▶ **PROBLEM TO SOLVE**:
Find each line with the string "Cuál" and report it.

▶ **RECORDS FOR THE TASK**:

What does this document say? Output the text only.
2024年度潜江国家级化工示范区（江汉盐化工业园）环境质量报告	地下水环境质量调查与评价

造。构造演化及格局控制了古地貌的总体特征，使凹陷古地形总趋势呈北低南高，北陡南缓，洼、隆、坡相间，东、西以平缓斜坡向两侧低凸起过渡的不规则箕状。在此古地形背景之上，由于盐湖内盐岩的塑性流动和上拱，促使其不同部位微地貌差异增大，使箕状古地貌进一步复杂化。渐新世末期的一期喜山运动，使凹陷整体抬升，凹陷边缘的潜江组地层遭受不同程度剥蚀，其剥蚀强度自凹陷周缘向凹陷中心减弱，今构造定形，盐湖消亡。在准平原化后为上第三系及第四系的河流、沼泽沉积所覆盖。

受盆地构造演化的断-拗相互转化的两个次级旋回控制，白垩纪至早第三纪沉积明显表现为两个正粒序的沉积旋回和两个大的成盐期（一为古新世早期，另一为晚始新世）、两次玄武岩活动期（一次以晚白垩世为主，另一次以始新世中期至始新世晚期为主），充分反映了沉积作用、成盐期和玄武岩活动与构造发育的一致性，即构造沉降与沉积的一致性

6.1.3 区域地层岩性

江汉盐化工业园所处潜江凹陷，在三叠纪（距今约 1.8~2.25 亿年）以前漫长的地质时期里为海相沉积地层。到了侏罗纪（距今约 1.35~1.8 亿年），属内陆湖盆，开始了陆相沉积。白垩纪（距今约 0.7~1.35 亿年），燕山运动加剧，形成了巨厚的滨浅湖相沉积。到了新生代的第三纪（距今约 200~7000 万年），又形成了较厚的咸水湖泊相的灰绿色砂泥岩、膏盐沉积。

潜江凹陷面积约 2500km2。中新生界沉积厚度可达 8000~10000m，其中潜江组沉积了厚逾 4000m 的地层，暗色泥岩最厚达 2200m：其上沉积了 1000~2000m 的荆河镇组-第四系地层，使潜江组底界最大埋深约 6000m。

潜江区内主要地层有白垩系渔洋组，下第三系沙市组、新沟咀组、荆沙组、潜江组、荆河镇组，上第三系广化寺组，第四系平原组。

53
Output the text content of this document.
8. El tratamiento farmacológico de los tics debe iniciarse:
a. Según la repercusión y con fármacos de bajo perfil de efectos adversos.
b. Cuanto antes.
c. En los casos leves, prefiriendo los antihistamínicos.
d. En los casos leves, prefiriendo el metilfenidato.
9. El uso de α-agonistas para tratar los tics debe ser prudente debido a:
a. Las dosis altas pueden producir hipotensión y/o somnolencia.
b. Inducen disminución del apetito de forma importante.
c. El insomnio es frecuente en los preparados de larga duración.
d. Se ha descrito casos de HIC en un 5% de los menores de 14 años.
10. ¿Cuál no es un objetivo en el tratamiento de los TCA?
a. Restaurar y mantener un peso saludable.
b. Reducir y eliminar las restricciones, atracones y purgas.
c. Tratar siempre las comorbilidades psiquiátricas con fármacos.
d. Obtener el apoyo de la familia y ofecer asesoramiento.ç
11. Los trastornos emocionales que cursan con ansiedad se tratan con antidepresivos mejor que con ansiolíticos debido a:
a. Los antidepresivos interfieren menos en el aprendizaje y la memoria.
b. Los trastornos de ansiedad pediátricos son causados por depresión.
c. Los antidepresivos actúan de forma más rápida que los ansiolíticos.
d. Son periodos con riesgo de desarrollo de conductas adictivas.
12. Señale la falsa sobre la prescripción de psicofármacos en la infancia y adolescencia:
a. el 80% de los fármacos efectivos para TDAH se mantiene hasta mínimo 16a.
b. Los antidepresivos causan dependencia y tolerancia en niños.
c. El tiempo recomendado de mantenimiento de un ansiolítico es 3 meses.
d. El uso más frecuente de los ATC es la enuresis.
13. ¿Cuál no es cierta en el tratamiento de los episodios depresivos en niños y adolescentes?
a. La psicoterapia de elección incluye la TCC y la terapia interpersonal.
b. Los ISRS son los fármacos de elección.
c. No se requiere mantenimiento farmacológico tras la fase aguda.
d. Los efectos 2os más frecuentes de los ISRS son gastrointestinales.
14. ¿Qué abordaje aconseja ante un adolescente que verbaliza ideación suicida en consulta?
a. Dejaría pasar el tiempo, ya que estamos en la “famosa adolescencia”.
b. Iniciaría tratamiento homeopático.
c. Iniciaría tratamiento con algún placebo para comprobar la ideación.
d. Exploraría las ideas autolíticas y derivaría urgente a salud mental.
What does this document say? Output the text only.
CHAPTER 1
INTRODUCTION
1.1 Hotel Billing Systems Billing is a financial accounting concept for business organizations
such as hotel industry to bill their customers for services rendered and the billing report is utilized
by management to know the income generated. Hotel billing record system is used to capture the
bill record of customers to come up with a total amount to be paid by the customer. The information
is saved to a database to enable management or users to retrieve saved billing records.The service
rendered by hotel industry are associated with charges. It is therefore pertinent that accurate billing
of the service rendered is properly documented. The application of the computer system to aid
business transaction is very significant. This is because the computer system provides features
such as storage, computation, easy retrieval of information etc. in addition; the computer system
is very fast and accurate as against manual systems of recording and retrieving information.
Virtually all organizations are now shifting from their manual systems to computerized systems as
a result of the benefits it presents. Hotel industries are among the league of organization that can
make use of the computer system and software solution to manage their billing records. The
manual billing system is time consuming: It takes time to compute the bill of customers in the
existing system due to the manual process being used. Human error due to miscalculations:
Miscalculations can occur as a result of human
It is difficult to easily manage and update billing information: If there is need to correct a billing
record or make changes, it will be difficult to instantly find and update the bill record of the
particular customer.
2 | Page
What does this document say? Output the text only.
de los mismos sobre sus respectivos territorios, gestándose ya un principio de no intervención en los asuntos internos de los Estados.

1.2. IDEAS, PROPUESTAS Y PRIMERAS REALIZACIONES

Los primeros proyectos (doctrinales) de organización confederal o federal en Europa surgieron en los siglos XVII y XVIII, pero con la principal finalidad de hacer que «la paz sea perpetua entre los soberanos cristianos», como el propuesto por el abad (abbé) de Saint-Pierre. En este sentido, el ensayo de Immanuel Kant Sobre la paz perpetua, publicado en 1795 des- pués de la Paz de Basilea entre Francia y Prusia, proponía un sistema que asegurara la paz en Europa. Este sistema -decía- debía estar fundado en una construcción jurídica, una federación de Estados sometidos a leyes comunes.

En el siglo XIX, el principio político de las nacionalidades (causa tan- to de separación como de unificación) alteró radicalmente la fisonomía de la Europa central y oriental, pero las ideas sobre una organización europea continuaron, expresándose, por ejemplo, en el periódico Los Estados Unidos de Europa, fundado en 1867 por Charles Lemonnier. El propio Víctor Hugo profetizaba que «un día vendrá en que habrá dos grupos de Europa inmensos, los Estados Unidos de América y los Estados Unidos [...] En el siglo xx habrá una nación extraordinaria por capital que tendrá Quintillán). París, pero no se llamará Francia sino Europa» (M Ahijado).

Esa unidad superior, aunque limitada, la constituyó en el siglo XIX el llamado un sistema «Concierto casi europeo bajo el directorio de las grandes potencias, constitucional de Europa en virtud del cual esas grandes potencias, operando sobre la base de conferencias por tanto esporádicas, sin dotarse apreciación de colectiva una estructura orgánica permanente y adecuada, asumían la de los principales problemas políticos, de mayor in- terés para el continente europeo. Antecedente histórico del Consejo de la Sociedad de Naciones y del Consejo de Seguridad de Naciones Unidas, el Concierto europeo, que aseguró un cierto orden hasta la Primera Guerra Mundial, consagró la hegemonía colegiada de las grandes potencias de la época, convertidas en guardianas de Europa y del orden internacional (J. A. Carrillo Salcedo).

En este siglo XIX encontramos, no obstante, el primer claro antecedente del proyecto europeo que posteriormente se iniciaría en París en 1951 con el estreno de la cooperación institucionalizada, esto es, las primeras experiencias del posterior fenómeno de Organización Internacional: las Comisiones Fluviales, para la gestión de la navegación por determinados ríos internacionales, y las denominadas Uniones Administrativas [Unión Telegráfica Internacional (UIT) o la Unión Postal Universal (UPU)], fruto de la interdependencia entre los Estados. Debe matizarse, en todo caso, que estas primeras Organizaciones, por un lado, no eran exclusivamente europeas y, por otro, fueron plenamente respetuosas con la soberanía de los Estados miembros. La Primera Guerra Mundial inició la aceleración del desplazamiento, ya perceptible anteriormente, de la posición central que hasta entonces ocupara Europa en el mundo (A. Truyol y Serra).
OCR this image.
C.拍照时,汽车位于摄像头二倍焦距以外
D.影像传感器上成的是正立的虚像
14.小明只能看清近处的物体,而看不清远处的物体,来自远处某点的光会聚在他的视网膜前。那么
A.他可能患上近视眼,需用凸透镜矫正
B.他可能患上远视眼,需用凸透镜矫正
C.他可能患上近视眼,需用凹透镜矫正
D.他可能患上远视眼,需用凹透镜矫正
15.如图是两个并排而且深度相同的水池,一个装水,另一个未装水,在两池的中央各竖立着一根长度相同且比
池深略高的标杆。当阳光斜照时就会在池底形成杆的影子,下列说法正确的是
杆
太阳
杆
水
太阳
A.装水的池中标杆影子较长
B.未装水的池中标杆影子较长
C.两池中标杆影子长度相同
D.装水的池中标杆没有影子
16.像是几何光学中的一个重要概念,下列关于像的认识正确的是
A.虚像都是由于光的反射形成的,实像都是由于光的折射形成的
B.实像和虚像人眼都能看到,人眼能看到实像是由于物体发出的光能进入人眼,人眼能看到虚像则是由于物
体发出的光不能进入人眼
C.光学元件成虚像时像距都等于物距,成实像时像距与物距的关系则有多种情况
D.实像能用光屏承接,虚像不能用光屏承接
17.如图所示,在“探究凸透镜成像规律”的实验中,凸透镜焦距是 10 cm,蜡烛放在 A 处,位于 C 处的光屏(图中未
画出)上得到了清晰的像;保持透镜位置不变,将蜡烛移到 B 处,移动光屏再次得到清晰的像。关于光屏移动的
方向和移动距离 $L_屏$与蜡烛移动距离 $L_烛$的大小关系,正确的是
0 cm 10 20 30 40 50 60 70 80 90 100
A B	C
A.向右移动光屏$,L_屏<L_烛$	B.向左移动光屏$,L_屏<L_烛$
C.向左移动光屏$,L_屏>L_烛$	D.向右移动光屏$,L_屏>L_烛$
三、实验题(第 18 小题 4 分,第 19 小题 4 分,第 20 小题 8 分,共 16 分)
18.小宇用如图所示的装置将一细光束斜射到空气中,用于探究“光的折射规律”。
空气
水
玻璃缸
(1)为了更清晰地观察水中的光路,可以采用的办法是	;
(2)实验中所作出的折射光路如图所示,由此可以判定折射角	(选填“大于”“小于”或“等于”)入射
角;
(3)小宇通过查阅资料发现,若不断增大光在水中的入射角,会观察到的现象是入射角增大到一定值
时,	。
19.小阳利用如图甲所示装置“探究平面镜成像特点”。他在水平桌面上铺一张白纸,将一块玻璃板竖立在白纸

▶ **PROBLEM SOLUTION**:
10. ¿Cuál no es un objetivo en el tratamiento de los TCA?
13. ¿Cuál no es cierta en el tratamiento de los episodios depresivos en niños y adolescentes?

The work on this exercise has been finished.